■ Task instructions
For the data below, work out how many lines contain the word "index" and supply only that number.

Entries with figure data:
--- Begin ---
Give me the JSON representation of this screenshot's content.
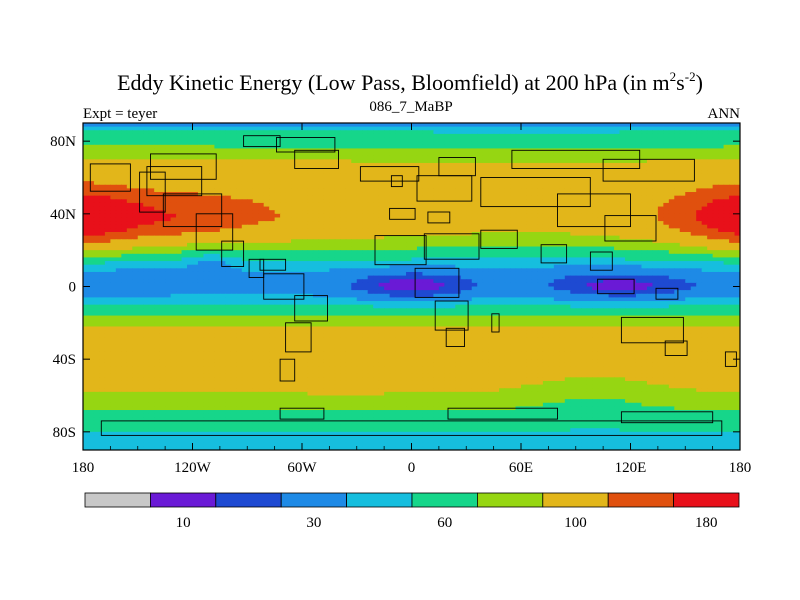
{
  "chart_data": {
    "type": "heatmap",
    "title": "Eddy Kinetic Energy (Low Pass, Bloomfield) at 200 hPa (in m",
    "title_unit": {
      "base": "m",
      "sup1": "2",
      "mid": "s",
      "sup2": "-2",
      "close": ")"
    },
    "left_string": "Expt = teyer",
    "center_string": "086_7_MaBP",
    "right_string": "ANN",
    "x_range": [
      -180,
      180
    ],
    "y_range": [
      -90,
      90
    ],
    "x_ticks": [
      {
        "value": -180,
        "label": "180"
      },
      {
        "value": -120,
        "label": "120W"
      },
      {
        "value": -60,
        "label": "60W"
      },
      {
        "value": 0,
        "label": "0"
      },
      {
        "value": 60,
        "label": "60E"
      },
      {
        "value": 120,
        "label": "120E"
      },
      {
        "value": 180,
        "label": "180"
      }
    ],
    "y_ticks": [
      {
        "value": 80,
        "label": "80N"
      },
      {
        "value": 40,
        "label": "40N"
      },
      {
        "value": 0,
        "label": "0"
      },
      {
        "value": -40,
        "label": "40S"
      },
      {
        "value": -80,
        "label": "80S"
      }
    ],
    "levels": [
      10,
      20,
      30,
      45,
      60,
      80,
      100,
      140,
      180
    ],
    "colors": [
      "#c8c8c8",
      "#6a1ad6",
      "#1e4ad2",
      "#1e8ae6",
      "#16bede",
      "#16d68a",
      "#96d612",
      "#e2b61a",
      "#e0500e",
      "#e8101a"
    ],
    "colorbar_labels": [
      {
        "index": 1,
        "label": "10"
      },
      {
        "index": 3,
        "label": "30"
      },
      {
        "index": 5,
        "label": "60"
      },
      {
        "index": 7,
        "label": "100"
      },
      {
        "index": 9,
        "label": "180"
      }
    ],
    "zonal_profile": [
      {
        "lat": 90,
        "value": 40
      },
      {
        "lat": 86,
        "value": 58
      },
      {
        "lat": 80,
        "value": 72
      },
      {
        "lat": 74,
        "value": 88
      },
      {
        "lat": 66,
        "value": 110
      },
      {
        "lat": 56,
        "value": 122
      },
      {
        "lat": 46,
        "value": 132
      },
      {
        "lat": 38,
        "value": 134
      },
      {
        "lat": 30,
        "value": 118
      },
      {
        "lat": 24,
        "value": 95
      },
      {
        "lat": 18,
        "value": 75
      },
      {
        "lat": 12,
        "value": 52
      },
      {
        "lat": 6,
        "value": 42
      },
      {
        "lat": 0,
        "value": 40
      },
      {
        "lat": -6,
        "value": 48
      },
      {
        "lat": -12,
        "value": 66
      },
      {
        "lat": -18,
        "value": 88
      },
      {
        "lat": -24,
        "value": 104
      },
      {
        "lat": -32,
        "value": 112
      },
      {
        "lat": -40,
        "value": 114
      },
      {
        "lat": -50,
        "value": 110
      },
      {
        "lat": -58,
        "value": 100
      },
      {
        "lat": -66,
        "value": 84
      },
      {
        "lat": -74,
        "value": 68
      },
      {
        "lat": -80,
        "value": 60
      },
      {
        "lat": -86,
        "value": 54
      },
      {
        "lat": -90,
        "value": 48
      }
    ],
    "features": [
      {
        "lon": -145,
        "lat": 38,
        "amp": 48,
        "slon": 38,
        "slat": 9
      },
      {
        "lon": 175,
        "lat": 38,
        "amp": 45,
        "slon": 22,
        "slat": 11
      },
      {
        "lon": -175,
        "lat": 38,
        "amp": 30,
        "slon": 14,
        "slat": 11
      },
      {
        "lon": 65,
        "lat": 42,
        "amp": -22,
        "slon": 45,
        "slat": 16
      },
      {
        "lon": -10,
        "lat": 45,
        "amp": -12,
        "slon": 30,
        "slat": 12
      },
      {
        "lon": 0,
        "lat": 0,
        "amp": -26,
        "slon": 25,
        "slat": 6
      },
      {
        "lon": 115,
        "lat": 0,
        "amp": -24,
        "slon": 30,
        "slat": 6
      },
      {
        "lon": -150,
        "lat": 3,
        "amp": -8,
        "slon": 25,
        "slat": 5
      },
      {
        "lon": 100,
        "lat": -58,
        "amp": -14,
        "slon": 25,
        "slat": 10
      },
      {
        "lon": -110,
        "lat": 15,
        "amp": -15,
        "slon": 10,
        "slat": 5
      },
      {
        "lon": -35,
        "lat": -40,
        "amp": 8,
        "slon": 40,
        "slat": 12
      }
    ],
    "land": [
      {
        "lon": -165,
        "lat": 60,
        "w": 22,
        "h": 15
      },
      {
        "lon": -142,
        "lat": 52,
        "w": 14,
        "h": 22
      },
      {
        "lon": -130,
        "lat": 58,
        "w": 30,
        "h": 16
      },
      {
        "lon": -125,
        "lat": 66,
        "w": 36,
        "h": 14
      },
      {
        "lon": -120,
        "lat": 42,
        "w": 32,
        "h": 18
      },
      {
        "lon": -108,
        "lat": 30,
        "w": 20,
        "h": 20
      },
      {
        "lon": -98,
        "lat": 18,
        "w": 12,
        "h": 14
      },
      {
        "lon": -85,
        "lat": 10,
        "w": 8,
        "h": 10
      },
      {
        "lon": -58,
        "lat": 78,
        "w": 32,
        "h": 8
      },
      {
        "lon": -52,
        "lat": 70,
        "w": 24,
        "h": 10
      },
      {
        "lon": -82,
        "lat": 80,
        "w": 20,
        "h": 6
      },
      {
        "lon": -76,
        "lat": 12,
        "w": 14,
        "h": 6
      },
      {
        "lon": -70,
        "lat": 0,
        "w": 22,
        "h": 14
      },
      {
        "lon": -55,
        "lat": -12,
        "w": 18,
        "h": 14
      },
      {
        "lon": -62,
        "lat": -28,
        "w": 14,
        "h": 16
      },
      {
        "lon": -68,
        "lat": -46,
        "w": 8,
        "h": 12
      },
      {
        "lon": -12,
        "lat": 62,
        "w": 32,
        "h": 8
      },
      {
        "lon": -8,
        "lat": 58,
        "w": 6,
        "h": 6
      },
      {
        "lon": 18,
        "lat": 54,
        "w": 30,
        "h": 14
      },
      {
        "lon": 25,
        "lat": 66,
        "w": 20,
        "h": 10
      },
      {
        "lon": -5,
        "lat": 40,
        "w": 14,
        "h": 6
      },
      {
        "lon": 15,
        "lat": 38,
        "w": 12,
        "h": 6
      },
      {
        "lon": -6,
        "lat": 20,
        "w": 28,
        "h": 16
      },
      {
        "lon": 22,
        "lat": 22,
        "w": 30,
        "h": 14
      },
      {
        "lon": 14,
        "lat": 2,
        "w": 24,
        "h": 16
      },
      {
        "lon": 22,
        "lat": -16,
        "w": 18,
        "h": 16
      },
      {
        "lon": 24,
        "lat": -28,
        "w": 10,
        "h": 10
      },
      {
        "lon": 46,
        "lat": -20,
        "w": 4,
        "h": 10
      },
      {
        "lon": 68,
        "lat": 52,
        "w": 60,
        "h": 16
      },
      {
        "lon": 90,
        "lat": 70,
        "w": 70,
        "h": 10
      },
      {
        "lon": 130,
        "lat": 64,
        "w": 50,
        "h": 12
      },
      {
        "lon": 100,
        "lat": 42,
        "w": 40,
        "h": 18
      },
      {
        "lon": 120,
        "lat": 32,
        "w": 28,
        "h": 14
      },
      {
        "lon": 48,
        "lat": 26,
        "w": 20,
        "h": 10
      },
      {
        "lon": 78,
        "lat": 18,
        "w": 14,
        "h": 10
      },
      {
        "lon": 104,
        "lat": 14,
        "w": 12,
        "h": 10
      },
      {
        "lon": 112,
        "lat": 0,
        "w": 20,
        "h": 8
      },
      {
        "lon": 140,
        "lat": -4,
        "w": 12,
        "h": 6
      },
      {
        "lon": 132,
        "lat": -24,
        "w": 34,
        "h": 14
      },
      {
        "lon": 145,
        "lat": -34,
        "w": 12,
        "h": 8
      },
      {
        "lon": 175,
        "lat": -40,
        "w": 6,
        "h": 8
      },
      {
        "lon": 0,
        "lat": -78,
        "w": 340,
        "h": 8
      },
      {
        "lon": 50,
        "lat": -70,
        "w": 60,
        "h": 6
      },
      {
        "lon": -60,
        "lat": -70,
        "w": 24,
        "h": 6
      },
      {
        "lon": 140,
        "lat": -72,
        "w": 50,
        "h": 6
      }
    ],
    "axes": {
      "grid": false,
      "colorbar": "bottom",
      "projection": "cylindrical equidistant"
    }
  }
}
--- End ---
■ Expected answer
5